### Task instructions
Reproduce these records in full, substituting "x-axis-label" for every occurrence of "x-tick-label" and leaving all else unchanged.

### Dataset
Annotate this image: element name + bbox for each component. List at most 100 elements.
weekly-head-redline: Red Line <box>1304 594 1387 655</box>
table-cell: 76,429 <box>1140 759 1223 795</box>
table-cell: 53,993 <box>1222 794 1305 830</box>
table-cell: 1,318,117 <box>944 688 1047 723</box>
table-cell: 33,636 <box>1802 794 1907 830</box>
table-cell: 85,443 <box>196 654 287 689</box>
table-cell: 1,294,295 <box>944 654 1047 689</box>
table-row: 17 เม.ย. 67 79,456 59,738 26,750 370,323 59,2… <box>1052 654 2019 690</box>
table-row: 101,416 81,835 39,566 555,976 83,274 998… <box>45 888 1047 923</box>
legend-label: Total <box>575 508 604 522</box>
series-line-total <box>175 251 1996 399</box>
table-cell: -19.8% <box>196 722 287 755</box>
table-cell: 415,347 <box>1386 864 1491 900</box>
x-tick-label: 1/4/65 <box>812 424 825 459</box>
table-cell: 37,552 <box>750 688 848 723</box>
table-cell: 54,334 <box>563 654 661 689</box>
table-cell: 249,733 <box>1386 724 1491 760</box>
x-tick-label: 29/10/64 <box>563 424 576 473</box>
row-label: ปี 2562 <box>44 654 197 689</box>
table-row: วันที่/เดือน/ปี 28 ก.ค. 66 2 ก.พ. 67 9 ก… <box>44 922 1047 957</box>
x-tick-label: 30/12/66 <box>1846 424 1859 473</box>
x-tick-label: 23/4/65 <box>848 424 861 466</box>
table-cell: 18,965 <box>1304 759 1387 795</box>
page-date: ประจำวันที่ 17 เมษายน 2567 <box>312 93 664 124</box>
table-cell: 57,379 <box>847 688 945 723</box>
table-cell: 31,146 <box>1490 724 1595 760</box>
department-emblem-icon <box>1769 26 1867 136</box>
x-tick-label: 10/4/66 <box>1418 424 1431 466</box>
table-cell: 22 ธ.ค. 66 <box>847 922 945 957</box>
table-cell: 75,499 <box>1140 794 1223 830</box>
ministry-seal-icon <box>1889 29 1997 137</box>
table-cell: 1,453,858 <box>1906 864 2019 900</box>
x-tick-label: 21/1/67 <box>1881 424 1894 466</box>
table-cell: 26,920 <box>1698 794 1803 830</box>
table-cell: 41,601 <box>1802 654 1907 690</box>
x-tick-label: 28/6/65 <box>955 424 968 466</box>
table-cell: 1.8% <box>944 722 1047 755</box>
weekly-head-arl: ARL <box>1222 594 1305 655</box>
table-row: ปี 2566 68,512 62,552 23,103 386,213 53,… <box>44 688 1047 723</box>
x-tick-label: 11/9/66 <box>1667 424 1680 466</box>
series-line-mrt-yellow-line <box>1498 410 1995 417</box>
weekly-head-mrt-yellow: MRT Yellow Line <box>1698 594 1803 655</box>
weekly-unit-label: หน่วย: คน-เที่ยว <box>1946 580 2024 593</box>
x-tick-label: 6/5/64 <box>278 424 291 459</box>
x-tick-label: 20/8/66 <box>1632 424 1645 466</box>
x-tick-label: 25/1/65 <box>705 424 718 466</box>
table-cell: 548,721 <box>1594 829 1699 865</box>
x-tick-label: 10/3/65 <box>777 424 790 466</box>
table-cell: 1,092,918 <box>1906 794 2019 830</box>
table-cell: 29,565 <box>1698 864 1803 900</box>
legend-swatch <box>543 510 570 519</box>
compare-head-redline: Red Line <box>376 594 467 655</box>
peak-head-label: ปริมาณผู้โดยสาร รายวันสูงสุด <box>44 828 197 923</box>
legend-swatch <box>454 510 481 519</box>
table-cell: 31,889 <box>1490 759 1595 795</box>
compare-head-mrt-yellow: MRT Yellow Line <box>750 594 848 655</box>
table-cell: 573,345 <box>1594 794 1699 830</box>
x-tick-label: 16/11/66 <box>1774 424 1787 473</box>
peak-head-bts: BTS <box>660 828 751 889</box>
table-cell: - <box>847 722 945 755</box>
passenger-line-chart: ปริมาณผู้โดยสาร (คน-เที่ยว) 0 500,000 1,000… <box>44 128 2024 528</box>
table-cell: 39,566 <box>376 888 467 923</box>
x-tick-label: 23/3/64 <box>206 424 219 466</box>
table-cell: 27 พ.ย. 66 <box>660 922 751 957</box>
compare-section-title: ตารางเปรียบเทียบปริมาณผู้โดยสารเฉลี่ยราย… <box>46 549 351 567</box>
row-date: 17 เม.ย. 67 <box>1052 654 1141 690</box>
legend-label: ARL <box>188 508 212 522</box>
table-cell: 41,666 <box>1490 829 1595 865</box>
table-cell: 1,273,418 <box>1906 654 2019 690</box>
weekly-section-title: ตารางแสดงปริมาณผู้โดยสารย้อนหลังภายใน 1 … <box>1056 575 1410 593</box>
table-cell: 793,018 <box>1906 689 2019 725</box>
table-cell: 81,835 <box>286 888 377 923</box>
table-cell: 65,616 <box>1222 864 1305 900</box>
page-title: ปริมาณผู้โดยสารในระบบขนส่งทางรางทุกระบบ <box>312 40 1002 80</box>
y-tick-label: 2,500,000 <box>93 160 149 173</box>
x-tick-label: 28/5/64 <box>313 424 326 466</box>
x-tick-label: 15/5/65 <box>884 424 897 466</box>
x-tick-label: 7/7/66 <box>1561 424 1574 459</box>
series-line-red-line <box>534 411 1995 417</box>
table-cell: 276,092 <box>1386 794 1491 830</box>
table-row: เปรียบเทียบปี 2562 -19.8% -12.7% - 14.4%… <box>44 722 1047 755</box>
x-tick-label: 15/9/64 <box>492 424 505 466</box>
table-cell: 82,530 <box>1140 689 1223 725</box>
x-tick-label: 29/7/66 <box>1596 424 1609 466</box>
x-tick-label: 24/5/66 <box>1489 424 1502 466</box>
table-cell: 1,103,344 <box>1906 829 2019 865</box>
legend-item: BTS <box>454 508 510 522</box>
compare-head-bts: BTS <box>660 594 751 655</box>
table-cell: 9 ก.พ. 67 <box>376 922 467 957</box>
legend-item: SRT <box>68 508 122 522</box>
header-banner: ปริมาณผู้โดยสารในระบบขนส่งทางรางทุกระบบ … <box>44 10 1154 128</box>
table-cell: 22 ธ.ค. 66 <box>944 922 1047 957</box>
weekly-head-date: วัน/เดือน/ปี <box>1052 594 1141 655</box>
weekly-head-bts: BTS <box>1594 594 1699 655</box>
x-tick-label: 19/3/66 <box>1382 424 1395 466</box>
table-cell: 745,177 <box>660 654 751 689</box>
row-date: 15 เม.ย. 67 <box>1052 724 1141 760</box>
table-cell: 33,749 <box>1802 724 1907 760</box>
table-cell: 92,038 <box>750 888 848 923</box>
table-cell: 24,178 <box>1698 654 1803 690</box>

### Result of this task
Annotate this image: element name + bbox for each component. List at most 100 elements.
weekly-head-redline: Red Line <box>1304 594 1387 655</box>
table-cell: 76,429 <box>1140 759 1223 795</box>
table-cell: 53,993 <box>1222 794 1305 830</box>
table-cell: 1,318,117 <box>944 688 1047 723</box>
table-cell: 33,636 <box>1802 794 1907 830</box>
table-cell: 85,443 <box>196 654 287 689</box>
table-cell: 1,294,295 <box>944 654 1047 689</box>
table-row: 17 เม.ย. 67 79,456 59,738 26,750 370,323 59,2… <box>1052 654 2019 690</box>
table-row: 101,416 81,835 39,566 555,976 83,274 998… <box>45 888 1047 923</box>
legend-label: Total <box>575 508 604 522</box>
series-line-total <box>175 251 1996 399</box>
table-cell: -19.8% <box>196 722 287 755</box>
table-cell: 415,347 <box>1386 864 1491 900</box>
x-axis-label: 1/4/65 <box>812 424 825 459</box>
table-cell: 37,552 <box>750 688 848 723</box>
table-cell: 54,334 <box>563 654 661 689</box>
table-cell: 249,733 <box>1386 724 1491 760</box>
x-axis-label: 29/10/64 <box>563 424 576 473</box>
row-label: ปี 2562 <box>44 654 197 689</box>
table-row: วันที่/เดือน/ปี 28 ก.ค. 66 2 ก.พ. 67 9 ก… <box>44 922 1047 957</box>
x-axis-label: 30/12/66 <box>1846 424 1859 473</box>
x-axis-label: 23/4/65 <box>848 424 861 466</box>
table-cell: 18,965 <box>1304 759 1387 795</box>
page-date: ประจำวันที่ 17 เมษายน 2567 <box>312 93 664 124</box>
table-cell: 57,379 <box>847 688 945 723</box>
table-cell: 31,146 <box>1490 724 1595 760</box>
department-emblem-icon <box>1769 26 1867 136</box>
x-axis-label: 10/4/66 <box>1418 424 1431 466</box>
table-cell: 22 ธ.ค. 66 <box>847 922 945 957</box>
table-cell: 75,499 <box>1140 794 1223 830</box>
ministry-seal-icon <box>1889 29 1997 137</box>
table-cell: 1,453,858 <box>1906 864 2019 900</box>
x-axis-label: 21/1/67 <box>1881 424 1894 466</box>
table-cell: 26,920 <box>1698 794 1803 830</box>
table-cell: 41,601 <box>1802 654 1907 690</box>
x-axis-label: 28/6/65 <box>955 424 968 466</box>
table-cell: 1.8% <box>944 722 1047 755</box>
weekly-head-arl: ARL <box>1222 594 1305 655</box>
table-row: ปี 2566 68,512 62,552 23,103 386,213 53,… <box>44 688 1047 723</box>
x-axis-label: 11/9/66 <box>1667 424 1680 466</box>
series-line-mrt-yellow-line <box>1498 410 1995 417</box>
weekly-head-mrt-yellow: MRT Yellow Line <box>1698 594 1803 655</box>
weekly-unit-label: หน่วย: คน-เที่ยว <box>1946 580 2024 593</box>
x-axis-label: 6/5/64 <box>278 424 291 459</box>
x-axis-label: 20/8/66 <box>1632 424 1645 466</box>
x-axis-label: 25/1/65 <box>705 424 718 466</box>
table-cell: 548,721 <box>1594 829 1699 865</box>
x-axis-label: 10/3/65 <box>777 424 790 466</box>
table-cell: 1,092,918 <box>1906 794 2019 830</box>
table-cell: 29,565 <box>1698 864 1803 900</box>
legend-swatch <box>543 510 570 519</box>
compare-head-redline: Red Line <box>376 594 467 655</box>
peak-head-label: ปริมาณผู้โดยสาร รายวันสูงสุด <box>44 828 197 923</box>
legend-swatch <box>454 510 481 519</box>
table-cell: 31,889 <box>1490 759 1595 795</box>
compare-head-mrt-yellow: MRT Yellow Line <box>750 594 848 655</box>
table-cell: 573,345 <box>1594 794 1699 830</box>
x-axis-label: 16/11/66 <box>1774 424 1787 473</box>
peak-head-bts: BTS <box>660 828 751 889</box>
table-cell: - <box>847 722 945 755</box>
passenger-line-chart: ปริมาณผู้โดยสาร (คน-เที่ยว) 0 500,000 1,000… <box>44 128 2024 528</box>
table-cell: 39,566 <box>376 888 467 923</box>
x-axis-label: 23/3/64 <box>206 424 219 466</box>
table-cell: 27 พ.ย. 66 <box>660 922 751 957</box>
compare-section-title: ตารางเปรียบเทียบปริมาณผู้โดยสารเฉลี่ยราย… <box>46 549 351 567</box>
row-date: 17 เม.ย. 67 <box>1052 654 1141 690</box>
legend-label: ARL <box>188 508 212 522</box>
table-cell: 41,666 <box>1490 829 1595 865</box>
table-cell: 1,273,418 <box>1906 654 2019 690</box>
weekly-section-title: ตารางแสดงปริมาณผู้โดยสารย้อนหลังภายใน 1 … <box>1056 575 1410 593</box>
table-cell: 793,018 <box>1906 689 2019 725</box>
table-cell: 81,835 <box>286 888 377 923</box>
table-cell: 65,616 <box>1222 864 1305 900</box>
page-title: ปริมาณผู้โดยสารในระบบขนส่งทางรางทุกระบบ <box>312 40 1002 80</box>
y-tick-label: 2,500,000 <box>93 160 149 173</box>
x-axis-label: 28/5/64 <box>313 424 326 466</box>
x-axis-label: 15/5/65 <box>884 424 897 466</box>
x-axis-label: 7/7/66 <box>1561 424 1574 459</box>
series-line-red-line <box>534 411 1995 417</box>
table-cell: 276,092 <box>1386 794 1491 830</box>
table-row: เปรียบเทียบปี 2562 -19.8% -12.7% - 14.4%… <box>44 722 1047 755</box>
x-axis-label: 15/9/64 <box>492 424 505 466</box>
table-cell: 82,530 <box>1140 689 1223 725</box>
x-axis-label: 29/7/66 <box>1596 424 1609 466</box>
x-axis-label: 24/5/66 <box>1489 424 1502 466</box>
table-cell: 1,103,344 <box>1906 829 2019 865</box>
legend-item: BTS <box>454 508 510 522</box>
compare-head-bts: BTS <box>660 594 751 655</box>
table-cell: 9 ก.พ. 67 <box>376 922 467 957</box>
legend-item: SRT <box>68 508 122 522</box>
header-banner: ปริมาณผู้โดยสารในระบบขนส่งทางรางทุกระบบ … <box>44 10 1154 128</box>
table-cell: 22 ธ.ค. 66 <box>944 922 1047 957</box>
weekly-head-date: วัน/เดือน/ปี <box>1052 594 1141 655</box>
weekly-head-bts: BTS <box>1594 594 1699 655</box>
x-axis-label: 19/3/66 <box>1382 424 1395 466</box>
table-cell: 745,177 <box>660 654 751 689</box>
row-date: 15 เม.ย. 67 <box>1052 724 1141 760</box>
table-cell: 33,749 <box>1802 724 1907 760</box>
table-cell: 92,038 <box>750 888 848 923</box>
table-cell: 24,178 <box>1698 654 1803 690</box>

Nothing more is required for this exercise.